--- START Data for this task ---
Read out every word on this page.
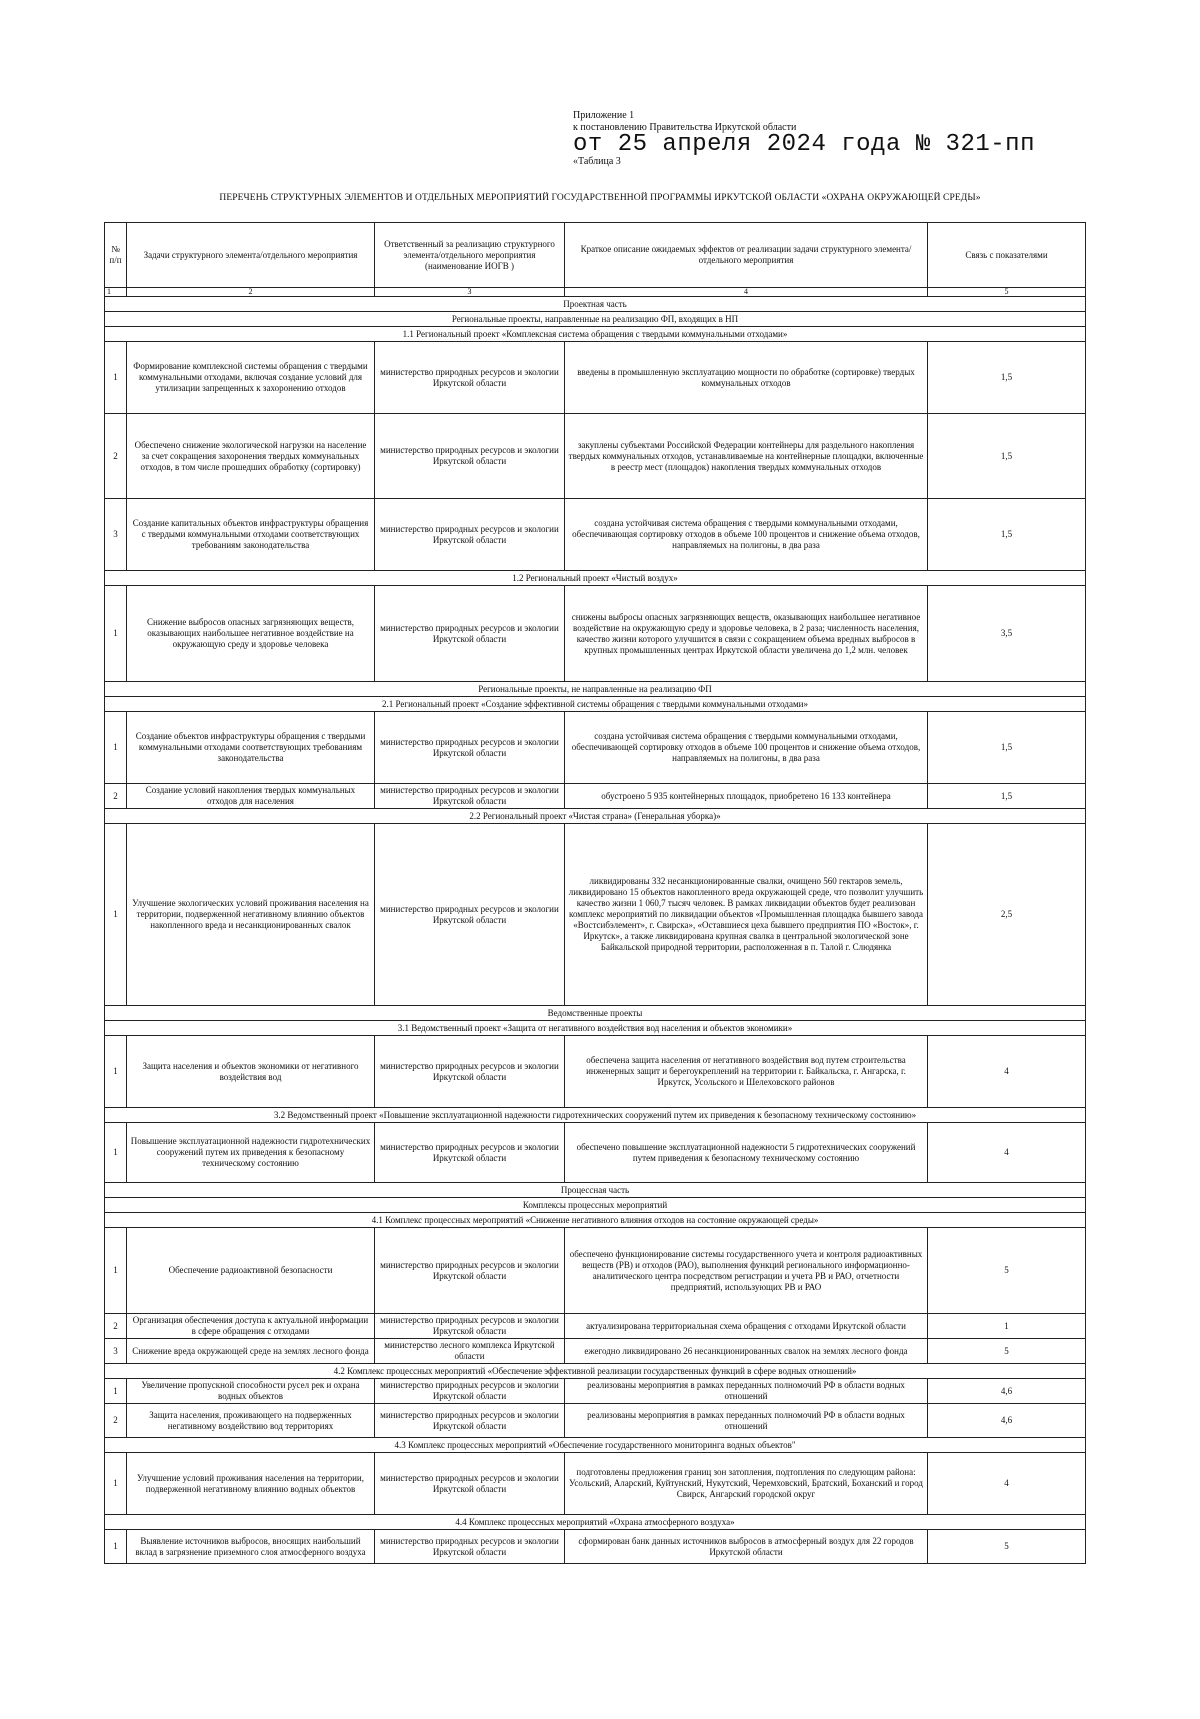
Приложение 1
к постановлению Правительства Иркутской области
от 25 апреля 2024 года № 321-пп
«Таблица 3
ПЕРЕЧЕНЬ СТРУКТУРНЫХ ЭЛЕМЕНТОВ И ОТДЕЛЬНЫХ МЕРОПРИЯТИЙ ГОСУДАРСТВЕННОЙ ПРОГРАММЫ ИРКУТСКОЙ ОБЛАСТИ «ОХРАНА ОКРУЖАЮЩЕЙ СРЕДЫ»
№ п/п	Задачи структурного элемента/отдельного мероприятия	Ответственный за реализацию структурного элемента/отдельного мероприятия (наименование ИОГВ )	Краткое описание ожидаемых эффектов от реализации задачи структурного элемента/отдельного мероприятия	Связь с показателями
1	2	3	4	5
Проектная часть				
Региональные проекты, направленные на реализацию ФП, входящих в НП				
1.1 Региональный проект «Комплексная система обращения с твердыми коммунальными отходами»				
1	Формирование комплексной системы обращения с твердыми коммунальными отходами, включая создание условий для утилизации запрещенных к захоронению отходов	министерство природных ресурсов и экологии Иркутской области	введены в промышленную эксплуатацию мощности по обработке (сортировке) твердых коммунальных отходов	1,5
2	Обеспечено снижение экологической нагрузки на население за счет сокращения захоронения твердых коммунальных отходов, в том числе прошедших обработку (сортировку)	министерство природных ресурсов и экологии Иркутской области	закуплены субъектами Российской Федерации контейнеры для раздельного накопления твердых коммунальных отходов, устанавливаемые на контейнерные площадки, включенные в реестр мест (площадок) накопления твердых коммунальных отходов	1,5
3	Создание капитальных объектов инфраструктуры обращения с твердыми коммунальными отходами соответствующих требованиям законодательства	министерство природных ресурсов и экологии Иркутской области	создана устойчивая система обращения с твердыми коммунальными отходами, обеспечивающая сортировку отходов в объеме 100 процентов и снижение объема отходов, направляемых на полигоны, в два раза	1,5
1.2 Региональный проект «Чистый воздух»				
1	Снижение выбросов опасных загрязняющих веществ, оказывающих наибольшее негативное воздействие на окружающую среду и здоровье человека	министерство природных ресурсов и экологии Иркутской области	снижены выбросы опасных загрязняющих веществ, оказывающих наибольшее негативное воздействие на окружающую среду и здоровье человека, в 2 раза; численность населения, качество жизни которого улучшится в связи с сокращением объема вредных выбросов в крупных промышленных центрах Иркутской области увеличена до 1,2 млн. человек	3,5
Региональные проекты, не направленные на реализацию ФП				
2.1 Региональный проект «Создание эффективной системы обращения с твердыми коммунальными отходами»				
1	Создание объектов инфраструктуры обращения с твердыми коммунальными отходами соответствующих требованиям законодательства	министерство природных ресурсов и экологии Иркутской области	создана устойчивая система обращения с твердыми коммунальными отходами, обеспечивающей сортировку отходов в объеме 100 процентов и снижение объема отходов, направляемых на полигоны, в два раза	1,5
2	Создание условий накопления твердых коммунальных отходов для населения	министерство природных ресурсов и экологии Иркутской области	обустроено 5 935 контейнерных площадок, приобретено 16 133 контейнера	1,5
2.2 Региональный проект «Чистая страна» (Генеральная уборка)»				
1	Улучшение экологических условий проживания населения на территории, подверженной негативному влиянию объектов накопленного вреда и несанкционированных свалок	министерство природных ресурсов и экологии Иркутской области	ликвидированы 332 несанкционированные свалки, очищено 560 гектаров земель, ликвидировано 15 объектов накопленного вреда окружающей среде, что позволит улучшить качество жизни 1 060,7 тысяч человек. В рамках ликвидации объектов будет реализован комплекс мероприятий по ликвидации объектов «Промышленная площадка бывшего завода «Востсибэлемент», г. Свирска», «Оставшиеся цеха бывшего предприятия ПО «Восток», г. Иркутск», а также ликвидирована крупная свалка в центральной экологической зоне Байкальской природной территории, расположенная в п. Талой г. Слюдянка	2,5
Ведомственные проекты				
3.1 Ведомственный проект «Защита от негативного воздействия вод населения и объектов экономики»				
1	Защита населения и объектов экономики от негативного воздействия вод	министерство природных ресурсов и экологии Иркутской области	обеспечена защита населения от негативного воздействия вод путем строительства инженерных защит и берегоукреплений на территории г. Байкальска, г. Ангарска, г. Иркутск, Усольского и Шелеховского районов	4
3.2 Ведомственный проект «Повышение эксплуатационной надежности гидротехнических сооружений путем их приведения к безопасному техническому состоянию»				
1	Повышение эксплуатационной надежности гидротехнических сооружений путем их приведения к безопасному техническому состоянию	министерство природных ресурсов и экологии Иркутской области	обеспечено повышение эксплуатационной надежности 5 гидротехнических сооружений путем приведения к безопасному техническому состоянию	4
Процессная часть				
Комплексы процессных мероприятий				
4.1 Комплекс процессных мероприятий «Снижение негативного влияния отходов на состояние окружающей среды»				
1	Обеспечение радиоактивной безопасности	министерство природных ресурсов и экологии Иркутской области	обеспечено функционирование системы государственного учета и контроля радиоактивных веществ (РВ) и отходов (РАО), выполнения функций регионального информационно-аналитического центра посредством регистрации и учета РВ и РАО, отчетности предприятий, использующих РВ и РАО	5
2	Организация обеспечения доступа к актуальной информации в сфере обращения с отходами	министерство природных ресурсов и экологии Иркутской области	актуализирована территориальная схема обращения с отходами Иркутской области	1
3	Снижение вреда окружающей среде на землях лесного фонда	министерство лесного комплекса Иркутской области	ежегодно ликвидировано 26 несанкционированных свалок на землях лесного фонда	5
4.2 Комплекс процессных мероприятий «Обеспечение эффективной реализации государственных функций в сфере водных отношений»				
1	Увеличение пропускной способности русел рек и охрана водных объектов	министерство природных ресурсов и экологии Иркутской области	реализованы мероприятия в рамках переданных полномочий РФ в области водных отношений	4,6
2	Защита населения, проживающего на подверженных негативному воздействию вод территориях	министерство природных ресурсов и экологии Иркутской области	реализованы мероприятия в рамках переданных полномочий РФ в области водных отношений	4,6
4.3 Комплекс процессных мероприятий «Обеспечение государственного мониторинга водных объектов"				
1	Улучшение условий проживания населения на территории, подверженной негативному влиянию водных объектов	министерство природных ресурсов и экологии Иркутской области	подготовлены предложения границ зон затопления, подтопления по следующим района: Усольский, Аларский, Куйтунский, Нукутский, Черемховский, Братский, Боханский и город Свирск, Ангарский городской округ	4
4.4 Комплекс процессных мероприятий «Охрана атмосферного воздуха»				
1	Выявление источников выбросов, вносящих наибольший вклад в загрязнение приземного слоя атмосферного воздуха	министерство природных ресурсов и экологии Иркутской области	сформирован банк данных источников выбросов в атмосферный воздух для 22 городов Иркутской области	5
--- END Data for this task ---
**Task details**
Write out the full set of lines verbatim, without the pictures.

**Result**
Read out every word on this page.
Приложение 1
к постановлению Правительства Иркутской области
от 25 апреля 2024 года № 321-пп
«Таблица 3
ПЕРЕЧЕНЬ СТРУКТУРНЫХ ЭЛЕМЕНТОВ И ОТДЕЛЬНЫХ МЕРОПРИЯТИЙ ГОСУДАРСТВЕННОЙ ПРОГРАММЫ ИРКУТСКОЙ ОБЛАСТИ «ОХРАНА ОКРУЖАЮЩЕЙ СРЕДЫ»
№ п/п	Задачи структурного элемента/отдельного мероприятия	Ответственный за реализацию структурного элемента/отдельного мероприятия (наименование ИОГВ )	Краткое описание ожидаемых эффектов от реализации задачи структурного элемента/отдельного мероприятия	Связь с показателями
1	2	3	4	5
Проектная часть				
Региональные проекты, направленные на реализацию ФП, входящих в НП				
1.1 Региональный проект «Комплексная система обращения с твердыми коммунальными отходами»				
1	Формирование комплексной системы обращения с твердыми коммунальными отходами, включая создание условий для утилизации запрещенных к захоронению отходов	министерство природных ресурсов и экологии Иркутской области	введены в промышленную эксплуатацию мощности по обработке (сортировке) твердых коммунальных отходов	1,5
2	Обеспечено снижение экологической нагрузки на население за счет сокращения захоронения твердых коммунальных отходов, в том числе прошедших обработку (сортировку)	министерство природных ресурсов и экологии Иркутской области	закуплены субъектами Российской Федерации контейнеры для раздельного накопления твердых коммунальных отходов, устанавливаемые на контейнерные площадки, включенные в реестр мест (площадок) накопления твердых коммунальных отходов	1,5
3	Создание капитальных объектов инфраструктуры обращения с твердыми коммунальными отходами соответствующих требованиям законодательства	министерство природных ресурсов и экологии Иркутской области	создана устойчивая система обращения с твердыми коммунальными отходами, обеспечивающая сортировку отходов в объеме 100 процентов и снижение объема отходов, направляемых на полигоны, в два раза	1,5
1.2 Региональный проект «Чистый воздух»				
1	Снижение выбросов опасных загрязняющих веществ, оказывающих наибольшее негативное воздействие на окружающую среду и здоровье человека	министерство природных ресурсов и экологии Иркутской области	снижены выбросы опасных загрязняющих веществ, оказывающих наибольшее негативное воздействие на окружающую среду и здоровье человека, в 2 раза; численность населения, качество жизни которого улучшится в связи с сокращением объема вредных выбросов в крупных промышленных центрах Иркутской области увеличена до 1,2 млн. человек	3,5
Региональные проекты, не направленные на реализацию ФП				
2.1 Региональный проект «Создание эффективной системы обращения с твердыми коммунальными отходами»				
1	Создание объектов инфраструктуры обращения с твердыми коммунальными отходами соответствующих требованиям законодательства	министерство природных ресурсов и экологии Иркутской области	создана устойчивая система обращения с твердыми коммунальными отходами, обеспечивающей сортировку отходов в объеме 100 процентов и снижение объема отходов, направляемых на полигоны, в два раза	1,5
2	Создание условий накопления твердых коммунальных отходов для населения	министерство природных ресурсов и экологии Иркутской области	обустроено 5 935 контейнерных площадок, приобретено 16 133 контейнера	1,5
2.2 Региональный проект «Чистая страна» (Генеральная уборка)»				
1	Улучшение экологических условий проживания населения на территории, подверженной негативному влиянию объектов накопленного вреда и несанкционированных свалок	министерство природных ресурсов и экологии Иркутской области	ликвидированы 332 несанкционированные свалки, очищено 560 гектаров земель, ликвидировано 15 объектов накопленного вреда окружающей среде, что позволит улучшить качество жизни 1 060,7 тысяч человек. В рамках ликвидации объектов будет реализован комплекс мероприятий по ликвидации объектов «Промышленная площадка бывшего завода «Востсибэлемент», г. Свирска», «Оставшиеся цеха бывшего предприятия ПО «Восток», г. Иркутск», а также ликвидирована крупная свалка в центральной экологической зоне Байкальской природной территории, расположенная в п. Талой г. Слюдянка	2,5
Ведомственные проекты				
3.1 Ведомственный проект «Защита от негативного воздействия вод населения и объектов экономики»				
1	Защита населения и объектов экономики от негативного воздействия вод	министерство природных ресурсов и экологии Иркутской области	обеспечена защита населения от негативного воздействия вод путем строительства инженерных защит и берегоукреплений на территории г. Байкальска, г. Ангарска, г. Иркутск, Усольского и Шелеховского районов	4
3.2 Ведомственный проект «Повышение эксплуатационной надежности гидротехнических сооружений путем их приведения к безопасному техническому состоянию»				
1	Повышение эксплуатационной надежности гидротехнических сооружений путем их приведения к безопасному техническому состоянию	министерство природных ресурсов и экологии Иркутской области	обеспечено повышение эксплуатационной надежности 5 гидротехнических сооружений путем приведения к безопасному техническому состоянию	4
Процессная часть				
Комплексы процессных мероприятий				
4.1 Комплекс процессных мероприятий «Снижение негативного влияния отходов на состояние окружающей среды»				
1	Обеспечение радиоактивной безопасности	министерство природных ресурсов и экологии Иркутской области	обеспечено функционирование системы государственного учета и контроля радиоактивных веществ (РВ) и отходов (РАО), выполнения функций регионального информационно-аналитического центра посредством регистрации и учета РВ и РАО, отчетности предприятий, использующих РВ и РАО	5
2	Организация обеспечения доступа к актуальной информации в сфере обращения с отходами	министерство природных ресурсов и экологии Иркутской области	актуализирована территориальная схема обращения с отходами Иркутской области	1
3	Снижение вреда окружающей среде на землях лесного фонда	министерство лесного комплекса Иркутской области	ежегодно ликвидировано 26 несанкционированных свалок на землях лесного фонда	5
4.2 Комплекс процессных мероприятий «Обеспечение эффективной реализации государственных функций в сфере водных отношений»				
1	Увеличение пропускной способности русел рек и охрана водных объектов	министерство природных ресурсов и экологии Иркутской области	реализованы мероприятия в рамках переданных полномочий РФ в области водных отношений	4,6
2	Защита населения, проживающего на подверженных негативному воздействию вод территориях	министерство природных ресурсов и экологии Иркутской области	реализованы мероприятия в рамках переданных полномочий РФ в области водных отношений	4,6
4.3 Комплекс процессных мероприятий «Обеспечение государственного мониторинга водных объектов"				
1	Улучшение условий проживания населения на территории, подверженной негативному влиянию водных объектов	министерство природных ресурсов и экологии Иркутской области	подготовлены предложения границ зон затопления, подтопления по следующим района: Усольский, Аларский, Куйтунский, Нукутский, Черемховский, Братский, Боханский и город Свирск, Ангарский городской округ	4
4.4 Комплекс процессных мероприятий «Охрана атмосферного воздуха»				
1	Выявление источников выбросов, вносящих наибольший вклад в загрязнение приземного слоя атмосферного воздуха	министерство природных ресурсов и экологии Иркутской области	сформирован банк данных источников выбросов в атмосферный воздух для 22 городов Иркутской области	5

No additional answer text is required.